Records:

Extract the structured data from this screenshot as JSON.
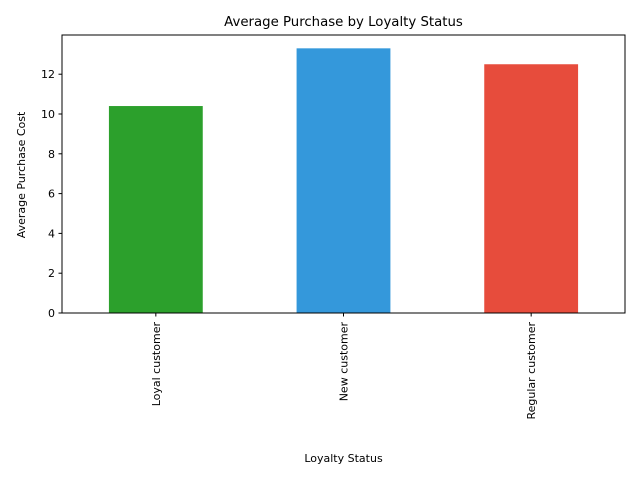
{
  "chart_data": {
    "type": "bar",
    "title": "Average Purchase by Loyalty Status",
    "xlabel": "Loyalty Status",
    "ylabel": "Average Purchase Cost",
    "categories": [
      "Loyal customer",
      "New customer",
      "Regular customer"
    ],
    "values": [
      10.4,
      13.3,
      12.5
    ],
    "colors": [
      "#2ca02c",
      "#3498db",
      "#e74c3c"
    ],
    "ylim": [
      0,
      13.97
    ],
    "yticks": [
      0,
      2,
      4,
      6,
      8,
      10,
      12
    ],
    "grid": false,
    "legend": "none"
  }
}
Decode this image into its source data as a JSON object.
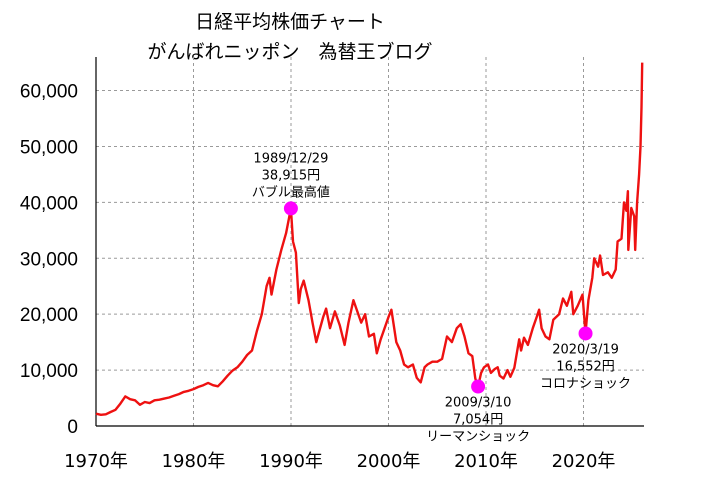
{
  "title_lines": [
    "日経平均株価チャート",
    "がんばれニッポン　為替王ブログ"
  ],
  "colors": {
    "line": "#ee1111",
    "marker": "#ff00ff",
    "grid": "#9a9a9a",
    "axis": "#000000"
  },
  "chart_data": {
    "type": "line",
    "title": "日経平均株価チャート",
    "subtitle": "がんばれニッポン　為替王ブログ",
    "xlabel": "",
    "ylabel": "",
    "xlim": [
      1970,
      2026
    ],
    "ylim": [
      0,
      66000
    ],
    "grid": true,
    "xticks": [
      {
        "value": 1970,
        "label": "1970年"
      },
      {
        "value": 1980,
        "label": "1980年"
      },
      {
        "value": 1990,
        "label": "1990年"
      },
      {
        "value": 2000,
        "label": "2000年"
      },
      {
        "value": 2010,
        "label": "2010年"
      },
      {
        "value": 2020,
        "label": "2020年"
      }
    ],
    "yticks": [
      {
        "value": 0,
        "label": "0"
      },
      {
        "value": 10000,
        "label": "10,000"
      },
      {
        "value": 20000,
        "label": "20,000"
      },
      {
        "value": 30000,
        "label": "30,000"
      },
      {
        "value": 40000,
        "label": "40,000"
      },
      {
        "value": 50000,
        "label": "50,000"
      },
      {
        "value": 60000,
        "label": "60,000"
      }
    ],
    "series": [
      {
        "points": [
          [
            1970.0,
            2200
          ],
          [
            1970.5,
            2000
          ],
          [
            1971.0,
            2100
          ],
          [
            1971.5,
            2500
          ],
          [
            1972.0,
            2900
          ],
          [
            1972.5,
            4000
          ],
          [
            1973.0,
            5300
          ],
          [
            1973.5,
            4800
          ],
          [
            1974.0,
            4600
          ],
          [
            1974.5,
            3800
          ],
          [
            1975.0,
            4300
          ],
          [
            1975.5,
            4100
          ],
          [
            1976.0,
            4600
          ],
          [
            1976.5,
            4700
          ],
          [
            1977.0,
            4900
          ],
          [
            1977.5,
            5100
          ],
          [
            1978.0,
            5400
          ],
          [
            1978.5,
            5700
          ],
          [
            1979.0,
            6100
          ],
          [
            1979.5,
            6300
          ],
          [
            1980.0,
            6600
          ],
          [
            1980.5,
            7000
          ],
          [
            1981.0,
            7300
          ],
          [
            1981.5,
            7700
          ],
          [
            1982.0,
            7300
          ],
          [
            1982.5,
            7100
          ],
          [
            1983.0,
            8000
          ],
          [
            1983.5,
            9000
          ],
          [
            1984.0,
            9900
          ],
          [
            1984.5,
            10500
          ],
          [
            1985.0,
            11500
          ],
          [
            1985.5,
            12700
          ],
          [
            1986.0,
            13500
          ],
          [
            1986.5,
            17000
          ],
          [
            1987.0,
            20000
          ],
          [
            1987.5,
            25000
          ],
          [
            1987.8,
            26500
          ],
          [
            1988.0,
            23500
          ],
          [
            1988.5,
            28000
          ],
          [
            1989.0,
            31500
          ],
          [
            1989.5,
            34500
          ],
          [
            1989.99,
            38915
          ],
          [
            1990.2,
            33000
          ],
          [
            1990.5,
            31000
          ],
          [
            1990.8,
            22000
          ],
          [
            1991.0,
            24500
          ],
          [
            1991.3,
            26000
          ],
          [
            1991.8,
            22500
          ],
          [
            1992.2,
            18500
          ],
          [
            1992.6,
            15000
          ],
          [
            1992.9,
            17000
          ],
          [
            1993.3,
            19500
          ],
          [
            1993.6,
            21000
          ],
          [
            1994.0,
            17500
          ],
          [
            1994.5,
            20500
          ],
          [
            1995.0,
            18000
          ],
          [
            1995.5,
            14500
          ],
          [
            1995.9,
            18500
          ],
          [
            1996.4,
            22500
          ],
          [
            1996.8,
            20500
          ],
          [
            1997.2,
            18500
          ],
          [
            1997.6,
            20000
          ],
          [
            1998.0,
            16000
          ],
          [
            1998.5,
            16500
          ],
          [
            1998.8,
            13000
          ],
          [
            1999.2,
            15500
          ],
          [
            1999.6,
            17500
          ],
          [
            2000.0,
            19500
          ],
          [
            2000.3,
            20800
          ],
          [
            2000.8,
            15000
          ],
          [
            2001.2,
            13500
          ],
          [
            2001.6,
            11000
          ],
          [
            2002.0,
            10500
          ],
          [
            2002.5,
            11000
          ],
          [
            2002.9,
            8600
          ],
          [
            2003.3,
            7800
          ],
          [
            2003.7,
            10500
          ],
          [
            2004.0,
            11000
          ],
          [
            2004.5,
            11500
          ],
          [
            2005.0,
            11500
          ],
          [
            2005.5,
            12000
          ],
          [
            2006.0,
            16000
          ],
          [
            2006.5,
            15000
          ],
          [
            2007.0,
            17500
          ],
          [
            2007.4,
            18200
          ],
          [
            2007.8,
            16000
          ],
          [
            2008.2,
            13000
          ],
          [
            2008.6,
            12500
          ],
          [
            2008.9,
            8500
          ],
          [
            2009.19,
            7054
          ],
          [
            2009.5,
            9500
          ],
          [
            2009.8,
            10500
          ],
          [
            2010.2,
            11000
          ],
          [
            2010.5,
            9500
          ],
          [
            2010.9,
            10200
          ],
          [
            2011.2,
            10500
          ],
          [
            2011.4,
            9000
          ],
          [
            2011.8,
            8500
          ],
          [
            2012.2,
            10000
          ],
          [
            2012.5,
            8800
          ],
          [
            2012.9,
            10400
          ],
          [
            2013.4,
            15500
          ],
          [
            2013.6,
            13500
          ],
          [
            2013.9,
            15800
          ],
          [
            2014.3,
            14500
          ],
          [
            2014.8,
            17500
          ],
          [
            2015.2,
            19500
          ],
          [
            2015.45,
            20800
          ],
          [
            2015.7,
            17500
          ],
          [
            2016.1,
            16000
          ],
          [
            2016.5,
            15500
          ],
          [
            2016.9,
            19000
          ],
          [
            2017.5,
            20000
          ],
          [
            2017.9,
            22800
          ],
          [
            2018.3,
            21500
          ],
          [
            2018.75,
            24000
          ],
          [
            2018.95,
            20000
          ],
          [
            2019.4,
            21500
          ],
          [
            2019.9,
            23500
          ],
          [
            2020.21,
            16552
          ],
          [
            2020.5,
            22500
          ],
          [
            2020.9,
            26500
          ],
          [
            2021.1,
            30000
          ],
          [
            2021.5,
            28500
          ],
          [
            2021.7,
            30500
          ],
          [
            2022.0,
            27000
          ],
          [
            2022.5,
            27500
          ],
          [
            2022.9,
            26500
          ],
          [
            2023.3,
            28000
          ],
          [
            2023.5,
            33000
          ],
          [
            2023.9,
            33500
          ],
          [
            2024.15,
            40000
          ],
          [
            2024.4,
            38500
          ],
          [
            2024.55,
            42000
          ],
          [
            2024.6,
            31500
          ],
          [
            2024.9,
            39000
          ],
          [
            2025.2,
            37500
          ],
          [
            2025.3,
            31500
          ],
          [
            2025.5,
            40000
          ],
          [
            2025.7,
            45000
          ],
          [
            2025.85,
            50000
          ],
          [
            2025.95,
            57000
          ],
          [
            2026.02,
            65000
          ]
        ]
      }
    ],
    "annotations": [
      {
        "x": 1989.99,
        "y": 38915,
        "lines": [
          "1989/12/29",
          "38,915円",
          "バブル最高値"
        ],
        "position": "above"
      },
      {
        "x": 2009.19,
        "y": 7054,
        "lines": [
          "2009/3/10",
          "7,054円",
          "リーマンショック"
        ],
        "position": "below"
      },
      {
        "x": 2020.21,
        "y": 16552,
        "lines": [
          "2020/3/19",
          "16,552円",
          "コロナショック"
        ],
        "position": "below"
      }
    ]
  }
}
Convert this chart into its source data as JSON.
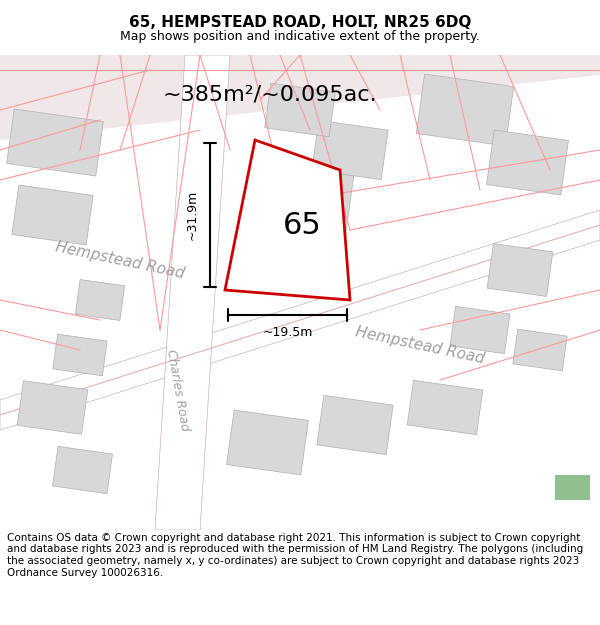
{
  "title": "65, HEMPSTEAD ROAD, HOLT, NR25 6DQ",
  "subtitle": "Map shows position and indicative extent of the property.",
  "area_label": "~385m²/~0.095ac.",
  "property_number": "65",
  "dim_height": "~31.9m",
  "dim_width": "~19.5m",
  "road_labels": [
    "Hempstead Road",
    "Hempstead Road",
    "Charles Road"
  ],
  "footer": "Contains OS data © Crown copyright and database right 2021. This information is subject to Crown copyright and database rights 2023 and is reproduced with the permission of HM Land Registry. The polygons (including the associated geometry, namely x, y co-ordinates) are subject to Crown copyright and database rights 2023 Ordnance Survey 100026316.",
  "bg_color": "#f5f0f0",
  "map_bg": "#f8f4f4",
  "plot_fill": "#ffffff",
  "plot_edge": "#cc0000",
  "road_fill": "#ffffff",
  "building_fill": "#d8d8d8",
  "building_edge": "#cccccc",
  "road_line_color": "#e8a0a0",
  "title_fontsize": 11,
  "subtitle_fontsize": 9,
  "footer_fontsize": 7.5
}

What you need to do:
Filter the listing above by the word "がんばれニッポン"; copy each line that passes.

The output:
    "がんばれニッポン　為替王ブログ"
    "subtitle": "がんばれニッポン　為替王ブログ",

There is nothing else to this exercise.